**Dataset**
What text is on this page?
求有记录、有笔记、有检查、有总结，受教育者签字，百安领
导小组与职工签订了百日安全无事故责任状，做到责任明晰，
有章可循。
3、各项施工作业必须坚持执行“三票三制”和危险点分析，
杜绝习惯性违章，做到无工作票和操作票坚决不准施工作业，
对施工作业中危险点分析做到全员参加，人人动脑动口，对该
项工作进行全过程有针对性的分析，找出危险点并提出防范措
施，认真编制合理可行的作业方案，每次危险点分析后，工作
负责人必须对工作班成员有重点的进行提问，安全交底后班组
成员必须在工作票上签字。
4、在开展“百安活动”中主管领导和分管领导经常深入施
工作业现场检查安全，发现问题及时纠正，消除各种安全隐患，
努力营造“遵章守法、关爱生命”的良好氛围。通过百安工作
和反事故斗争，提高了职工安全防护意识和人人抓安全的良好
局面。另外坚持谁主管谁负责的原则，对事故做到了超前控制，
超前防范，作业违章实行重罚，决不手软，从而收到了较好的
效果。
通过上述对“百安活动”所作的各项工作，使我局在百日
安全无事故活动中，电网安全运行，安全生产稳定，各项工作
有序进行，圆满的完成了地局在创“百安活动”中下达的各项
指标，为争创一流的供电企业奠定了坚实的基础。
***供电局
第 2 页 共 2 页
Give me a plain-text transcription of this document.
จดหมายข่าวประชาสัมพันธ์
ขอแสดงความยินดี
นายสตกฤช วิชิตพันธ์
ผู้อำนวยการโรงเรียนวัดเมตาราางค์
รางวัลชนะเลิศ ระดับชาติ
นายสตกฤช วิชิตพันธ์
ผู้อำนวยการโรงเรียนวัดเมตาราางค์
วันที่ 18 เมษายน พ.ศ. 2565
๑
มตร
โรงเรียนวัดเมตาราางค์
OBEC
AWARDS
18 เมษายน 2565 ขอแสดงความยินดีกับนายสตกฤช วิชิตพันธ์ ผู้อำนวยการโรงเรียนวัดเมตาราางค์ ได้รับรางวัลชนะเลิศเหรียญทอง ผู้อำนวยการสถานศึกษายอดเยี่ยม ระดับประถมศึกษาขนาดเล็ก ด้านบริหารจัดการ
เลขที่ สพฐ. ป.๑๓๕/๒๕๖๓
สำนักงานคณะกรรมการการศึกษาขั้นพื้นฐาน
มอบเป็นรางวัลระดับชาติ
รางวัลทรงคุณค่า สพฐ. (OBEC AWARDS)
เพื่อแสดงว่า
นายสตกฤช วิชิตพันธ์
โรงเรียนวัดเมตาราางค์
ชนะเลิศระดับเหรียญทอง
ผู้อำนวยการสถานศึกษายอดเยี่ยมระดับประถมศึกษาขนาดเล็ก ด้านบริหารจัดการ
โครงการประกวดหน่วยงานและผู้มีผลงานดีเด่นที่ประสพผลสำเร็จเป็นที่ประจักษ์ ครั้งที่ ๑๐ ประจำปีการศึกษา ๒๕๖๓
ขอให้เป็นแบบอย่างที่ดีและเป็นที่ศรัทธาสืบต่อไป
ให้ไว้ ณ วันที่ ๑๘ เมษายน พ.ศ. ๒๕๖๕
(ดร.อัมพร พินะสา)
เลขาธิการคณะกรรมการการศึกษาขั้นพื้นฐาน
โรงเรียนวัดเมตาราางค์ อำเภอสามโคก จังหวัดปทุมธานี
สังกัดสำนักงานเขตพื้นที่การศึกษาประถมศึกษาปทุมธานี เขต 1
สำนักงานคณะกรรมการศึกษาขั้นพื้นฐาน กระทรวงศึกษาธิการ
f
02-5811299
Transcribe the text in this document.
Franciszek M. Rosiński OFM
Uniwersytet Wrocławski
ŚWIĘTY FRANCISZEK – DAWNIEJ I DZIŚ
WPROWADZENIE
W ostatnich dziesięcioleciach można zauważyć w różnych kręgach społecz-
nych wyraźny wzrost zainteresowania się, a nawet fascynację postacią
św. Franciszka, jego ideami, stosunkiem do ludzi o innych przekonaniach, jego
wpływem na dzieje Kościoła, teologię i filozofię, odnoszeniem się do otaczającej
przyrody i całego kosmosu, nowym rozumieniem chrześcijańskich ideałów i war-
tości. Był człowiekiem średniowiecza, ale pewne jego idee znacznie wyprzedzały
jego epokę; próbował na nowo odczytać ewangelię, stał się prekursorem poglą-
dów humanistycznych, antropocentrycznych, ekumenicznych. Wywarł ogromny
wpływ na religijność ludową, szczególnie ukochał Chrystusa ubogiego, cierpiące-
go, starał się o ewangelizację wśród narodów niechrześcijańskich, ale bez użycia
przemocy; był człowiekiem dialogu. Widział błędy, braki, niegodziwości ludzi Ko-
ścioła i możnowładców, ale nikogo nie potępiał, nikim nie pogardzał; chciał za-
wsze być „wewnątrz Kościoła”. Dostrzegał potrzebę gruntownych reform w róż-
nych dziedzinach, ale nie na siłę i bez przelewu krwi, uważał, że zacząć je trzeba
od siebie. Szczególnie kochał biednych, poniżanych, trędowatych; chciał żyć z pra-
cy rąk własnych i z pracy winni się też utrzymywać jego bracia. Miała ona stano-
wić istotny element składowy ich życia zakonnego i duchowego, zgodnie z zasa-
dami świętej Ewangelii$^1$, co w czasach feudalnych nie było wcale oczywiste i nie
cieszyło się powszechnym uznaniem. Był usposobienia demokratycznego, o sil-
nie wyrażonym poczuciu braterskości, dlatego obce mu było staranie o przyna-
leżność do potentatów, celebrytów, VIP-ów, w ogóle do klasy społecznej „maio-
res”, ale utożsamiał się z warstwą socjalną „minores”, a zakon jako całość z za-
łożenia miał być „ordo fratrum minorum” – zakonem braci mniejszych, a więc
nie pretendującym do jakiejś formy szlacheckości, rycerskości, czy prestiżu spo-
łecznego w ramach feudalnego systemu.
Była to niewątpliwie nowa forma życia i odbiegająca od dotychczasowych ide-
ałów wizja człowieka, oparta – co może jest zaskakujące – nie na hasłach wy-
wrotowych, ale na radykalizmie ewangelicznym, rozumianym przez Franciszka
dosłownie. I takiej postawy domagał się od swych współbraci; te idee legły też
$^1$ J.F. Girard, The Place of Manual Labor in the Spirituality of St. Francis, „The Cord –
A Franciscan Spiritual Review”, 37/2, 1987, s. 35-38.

**Written task**
Your task is to retype all the records above with nothing left out.

**Task result**
What text is on this page?
求有记录、有笔记、有检查、有总结，受教育者签字，百安领
导小组与职工签订了百日安全无事故责任状，做到责任明晰，
有章可循。
3、各项施工作业必须坚持执行“三票三制”和危险点分析，
杜绝习惯性违章，做到无工作票和操作票坚决不准施工作业，
对施工作业中危险点分析做到全员参加，人人动脑动口，对该
项工作进行全过程有针对性的分析，找出危险点并提出防范措
施，认真编制合理可行的作业方案，每次危险点分析后，工作
负责人必须对工作班成员有重点的进行提问，安全交底后班组
成员必须在工作票上签字。
4、在开展“百安活动”中主管领导和分管领导经常深入施
工作业现场检查安全，发现问题及时纠正，消除各种安全隐患，
努力营造“遵章守法、关爱生命”的良好氛围。通过百安工作
和反事故斗争，提高了职工安全防护意识和人人抓安全的良好
局面。另外坚持谁主管谁负责的原则，对事故做到了超前控制，
超前防范，作业违章实行重罚，决不手软，从而收到了较好的
效果。
通过上述对“百安活动”所作的各项工作，使我局在百日
安全无事故活动中，电网安全运行，安全生产稳定，各项工作
有序进行，圆满的完成了地局在创“百安活动”中下达的各项
指标，为争创一流的供电企业奠定了坚实的基础。
***供电局
第 2 页 共 2 页
Give me a plain-text transcription of this document.
จดหมายข่าวประชาสัมพันธ์
ขอแสดงความยินดี
นายสตกฤช วิชิตพันธ์
ผู้อำนวยการโรงเรียนวัดเมตาราางค์
รางวัลชนะเลิศ ระดับชาติ
นายสตกฤช วิชิตพันธ์
ผู้อำนวยการโรงเรียนวัดเมตาราางค์
วันที่ 18 เมษายน พ.ศ. 2565
๑
มตร
โรงเรียนวัดเมตาราางค์
OBEC
AWARDS
18 เมษายน 2565 ขอแสดงความยินดีกับนายสตกฤช วิชิตพันธ์ ผู้อำนวยการโรงเรียนวัดเมตาราางค์ ได้รับรางวัลชนะเลิศเหรียญทอง ผู้อำนวยการสถานศึกษายอดเยี่ยม ระดับประถมศึกษาขนาดเล็ก ด้านบริหารจัดการ
เลขที่ สพฐ. ป.๑๓๕/๒๕๖๓
สำนักงานคณะกรรมการการศึกษาขั้นพื้นฐาน
มอบเป็นรางวัลระดับชาติ
รางวัลทรงคุณค่า สพฐ. (OBEC AWARDS)
เพื่อแสดงว่า
นายสตกฤช วิชิตพันธ์
โรงเรียนวัดเมตาราางค์
ชนะเลิศระดับเหรียญทอง
ผู้อำนวยการสถานศึกษายอดเยี่ยมระดับประถมศึกษาขนาดเล็ก ด้านบริหารจัดการ
โครงการประกวดหน่วยงานและผู้มีผลงานดีเด่นที่ประสพผลสำเร็จเป็นที่ประจักษ์ ครั้งที่ ๑๐ ประจำปีการศึกษา ๒๕๖๓
ขอให้เป็นแบบอย่างที่ดีและเป็นที่ศรัทธาสืบต่อไป
ให้ไว้ ณ วันที่ ๑๘ เมษายน พ.ศ. ๒๕๖๕
(ดร.อัมพร พินะสา)
เลขาธิการคณะกรรมการการศึกษาขั้นพื้นฐาน
โรงเรียนวัดเมตาราางค์ อำเภอสามโคก จังหวัดปทุมธานี
สังกัดสำนักงานเขตพื้นที่การศึกษาประถมศึกษาปทุมธานี เขต 1
สำนักงานคณะกรรมการศึกษาขั้นพื้นฐาน กระทรวงศึกษาธิการ
f
02-5811299
Transcribe the text in this document.
Franciszek M. Rosiński OFM
Uniwersytet Wrocławski
ŚWIĘTY FRANCISZEK – DAWNIEJ I DZIŚ
WPROWADZENIE
W ostatnich dziesięcioleciach można zauważyć w różnych kręgach społecz-
nych wyraźny wzrost zainteresowania się, a nawet fascynację postacią
św. Franciszka, jego ideami, stosunkiem do ludzi o innych przekonaniach, jego
wpływem na dzieje Kościoła, teologię i filozofię, odnoszeniem się do otaczającej
przyrody i całego kosmosu, nowym rozumieniem chrześcijańskich ideałów i war-
tości. Był człowiekiem średniowiecza, ale pewne jego idee znacznie wyprzedzały
jego epokę; próbował na nowo odczytać ewangelię, stał się prekursorem poglą-
dów humanistycznych, antropocentrycznych, ekumenicznych. Wywarł ogromny
wpływ na religijność ludową, szczególnie ukochał Chrystusa ubogiego, cierpiące-
go, starał się o ewangelizację wśród narodów niechrześcijańskich, ale bez użycia
przemocy; był człowiekiem dialogu. Widział błędy, braki, niegodziwości ludzi Ko-
ścioła i możnowładców, ale nikogo nie potępiał, nikim nie pogardzał; chciał za-
wsze być „wewnątrz Kościoła”. Dostrzegał potrzebę gruntownych reform w róż-
nych dziedzinach, ale nie na siłę i bez przelewu krwi, uważał, że zacząć je trzeba
od siebie. Szczególnie kochał biednych, poniżanych, trędowatych; chciał żyć z pra-
cy rąk własnych i z pracy winni się też utrzymywać jego bracia. Miała ona stano-
wić istotny element składowy ich życia zakonnego i duchowego, zgodnie z zasa-
dami świętej Ewangelii$^1$, co w czasach feudalnych nie było wcale oczywiste i nie
cieszyło się powszechnym uznaniem. Był usposobienia demokratycznego, o sil-
nie wyrażonym poczuciu braterskości, dlatego obce mu było staranie o przyna-
leżność do potentatów, celebrytów, VIP-ów, w ogóle do klasy społecznej „maio-
res”, ale utożsamiał się z warstwą socjalną „minores”, a zakon jako całość z za-
łożenia miał być „ordo fratrum minorum” – zakonem braci mniejszych, a więc
nie pretendującym do jakiejś formy szlacheckości, rycerskości, czy prestiżu spo-
łecznego w ramach feudalnego systemu.
Była to niewątpliwie nowa forma życia i odbiegająca od dotychczasowych ide-
ałów wizja człowieka, oparta – co może jest zaskakujące – nie na hasłach wy-
wrotowych, ale na radykalizmie ewangelicznym, rozumianym przez Franciszka
dosłownie. I takiej postawy domagał się od swych współbraci; te idee legły też
$^1$ J.F. Girard, The Place of Manual Labor in the Spirituality of St. Francis, „The Cord –
A Franciscan Spiritual Review”, 37/2, 1987, s. 35-38.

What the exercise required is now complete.